_Aim of the exercise_: Write out each line exactly as it stands, please.

|---|

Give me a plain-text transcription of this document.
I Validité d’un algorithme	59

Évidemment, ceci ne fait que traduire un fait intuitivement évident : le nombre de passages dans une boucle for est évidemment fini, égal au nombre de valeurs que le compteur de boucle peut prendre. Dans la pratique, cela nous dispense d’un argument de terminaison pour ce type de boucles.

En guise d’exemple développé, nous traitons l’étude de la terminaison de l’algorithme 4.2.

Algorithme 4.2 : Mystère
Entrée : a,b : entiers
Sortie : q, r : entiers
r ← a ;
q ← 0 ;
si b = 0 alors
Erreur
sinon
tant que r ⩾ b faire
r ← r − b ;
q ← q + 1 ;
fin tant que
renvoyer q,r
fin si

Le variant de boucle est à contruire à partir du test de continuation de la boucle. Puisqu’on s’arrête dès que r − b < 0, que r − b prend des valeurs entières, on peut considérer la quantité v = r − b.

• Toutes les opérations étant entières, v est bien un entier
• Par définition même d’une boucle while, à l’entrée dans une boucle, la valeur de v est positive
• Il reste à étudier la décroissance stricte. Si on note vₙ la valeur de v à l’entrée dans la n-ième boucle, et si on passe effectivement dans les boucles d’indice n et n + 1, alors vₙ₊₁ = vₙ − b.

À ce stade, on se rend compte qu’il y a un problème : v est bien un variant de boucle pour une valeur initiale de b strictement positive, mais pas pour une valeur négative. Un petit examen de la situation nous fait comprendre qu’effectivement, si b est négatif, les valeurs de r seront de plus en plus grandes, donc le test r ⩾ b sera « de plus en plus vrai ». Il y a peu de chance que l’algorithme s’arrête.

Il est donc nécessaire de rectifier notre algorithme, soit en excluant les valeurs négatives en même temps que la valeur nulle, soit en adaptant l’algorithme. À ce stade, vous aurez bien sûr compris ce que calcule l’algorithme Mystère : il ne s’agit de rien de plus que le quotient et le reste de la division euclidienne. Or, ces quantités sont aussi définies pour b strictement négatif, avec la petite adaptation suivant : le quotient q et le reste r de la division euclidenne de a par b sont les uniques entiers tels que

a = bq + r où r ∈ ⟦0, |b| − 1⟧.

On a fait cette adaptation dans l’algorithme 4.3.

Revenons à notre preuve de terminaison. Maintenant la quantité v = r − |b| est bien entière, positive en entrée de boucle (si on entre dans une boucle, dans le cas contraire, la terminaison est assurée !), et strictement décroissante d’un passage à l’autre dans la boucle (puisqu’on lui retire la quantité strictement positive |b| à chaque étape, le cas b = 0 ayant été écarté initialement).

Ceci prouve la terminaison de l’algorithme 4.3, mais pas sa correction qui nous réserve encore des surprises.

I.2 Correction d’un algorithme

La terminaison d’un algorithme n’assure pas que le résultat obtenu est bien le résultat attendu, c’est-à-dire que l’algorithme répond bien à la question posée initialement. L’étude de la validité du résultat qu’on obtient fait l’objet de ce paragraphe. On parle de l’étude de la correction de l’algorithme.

|---|

_Correct result_:
Give me a plain-text transcription of this document.
I Validité d’un algorithme	59

Évidemment, ceci ne fait que traduire un fait intuitivement évident : le nombre de passages dans une boucle for est évidemment fini, égal au nombre de valeurs que le compteur de boucle peut prendre. Dans la pratique, cela nous dispense d’un argument de terminaison pour ce type de boucles.

En guise d’exemple développé, nous traitons l’étude de la terminaison de l’algorithme 4.2.

Algorithme 4.2 : Mystère
Entrée : a,b : entiers
Sortie : q, r : entiers
r ← a ;
q ← 0 ;
si b = 0 alors
Erreur
sinon
tant que r ⩾ b faire
r ← r − b ;
q ← q + 1 ;
fin tant que
renvoyer q,r
fin si

Le variant de boucle est à contruire à partir du test de continuation de la boucle. Puisqu’on s’arrête dès que r − b < 0, que r − b prend des valeurs entières, on peut considérer la quantité v = r − b.

• Toutes les opérations étant entières, v est bien un entier
• Par définition même d’une boucle while, à l’entrée dans une boucle, la valeur de v est positive
• Il reste à étudier la décroissance stricte. Si on note vₙ la valeur de v à l’entrée dans la n-ième boucle, et si on passe effectivement dans les boucles d’indice n et n + 1, alors vₙ₊₁ = vₙ − b.

À ce stade, on se rend compte qu’il y a un problème : v est bien un variant de boucle pour une valeur initiale de b strictement positive, mais pas pour une valeur négative. Un petit examen de la situation nous fait comprendre qu’effectivement, si b est négatif, les valeurs de r seront de plus en plus grandes, donc le test r ⩾ b sera « de plus en plus vrai ». Il y a peu de chance que l’algorithme s’arrête.

Il est donc nécessaire de rectifier notre algorithme, soit en excluant les valeurs négatives en même temps que la valeur nulle, soit en adaptant l’algorithme. À ce stade, vous aurez bien sûr compris ce que calcule l’algorithme Mystère : il ne s’agit de rien de plus que le quotient et le reste de la division euclidienne. Or, ces quantités sont aussi définies pour b strictement négatif, avec la petite adaptation suivant : le quotient q et le reste r de la division euclidenne de a par b sont les uniques entiers tels que

a = bq + r où r ∈ ⟦0, |b| − 1⟧.

On a fait cette adaptation dans l’algorithme 4.3.

Revenons à notre preuve de terminaison. Maintenant la quantité v = r − |b| est bien entière, positive en entrée de boucle (si on entre dans une boucle, dans le cas contraire, la terminaison est assurée !), et strictement décroissante d’un passage à l’autre dans la boucle (puisqu’on lui retire la quantité strictement positive |b| à chaque étape, le cas b = 0 ayant été écarté initialement).

Ceci prouve la terminaison de l’algorithme 4.3, mais pas sa correction qui nous réserve encore des surprises.

I.2 Correction d’un algorithme

La terminaison d’un algorithme n’assure pas que le résultat obtenu est bien le résultat attendu, c’est-à-dire que l’algorithme répond bien à la question posée initialement. L’étude de la validité du résultat qu’on obtient fait l’objet de ce paragraphe. On parle de l’étude de la correction de l’algorithme.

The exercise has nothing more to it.